(Record extracts)
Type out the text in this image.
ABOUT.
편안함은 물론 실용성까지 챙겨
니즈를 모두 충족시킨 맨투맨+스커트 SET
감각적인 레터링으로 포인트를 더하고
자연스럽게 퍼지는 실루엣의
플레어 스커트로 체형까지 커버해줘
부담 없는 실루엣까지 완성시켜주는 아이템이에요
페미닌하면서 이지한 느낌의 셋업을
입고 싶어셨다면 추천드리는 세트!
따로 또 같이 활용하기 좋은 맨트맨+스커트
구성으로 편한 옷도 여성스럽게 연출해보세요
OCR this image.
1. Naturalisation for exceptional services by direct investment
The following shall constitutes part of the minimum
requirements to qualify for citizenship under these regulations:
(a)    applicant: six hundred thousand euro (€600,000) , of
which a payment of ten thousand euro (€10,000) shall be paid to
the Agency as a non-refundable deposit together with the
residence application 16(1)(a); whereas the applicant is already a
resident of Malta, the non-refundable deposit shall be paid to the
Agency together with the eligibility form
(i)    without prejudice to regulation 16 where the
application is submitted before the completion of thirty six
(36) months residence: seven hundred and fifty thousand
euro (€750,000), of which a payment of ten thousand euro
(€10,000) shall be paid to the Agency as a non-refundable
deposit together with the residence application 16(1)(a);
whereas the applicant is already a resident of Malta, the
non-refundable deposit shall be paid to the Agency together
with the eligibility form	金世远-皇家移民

(Exercise brief) Locate the word "form" in the records above, and return each line that has it.

(Result)
Agency together with the eligibility form
with the eligibility form	金世远-皇家移民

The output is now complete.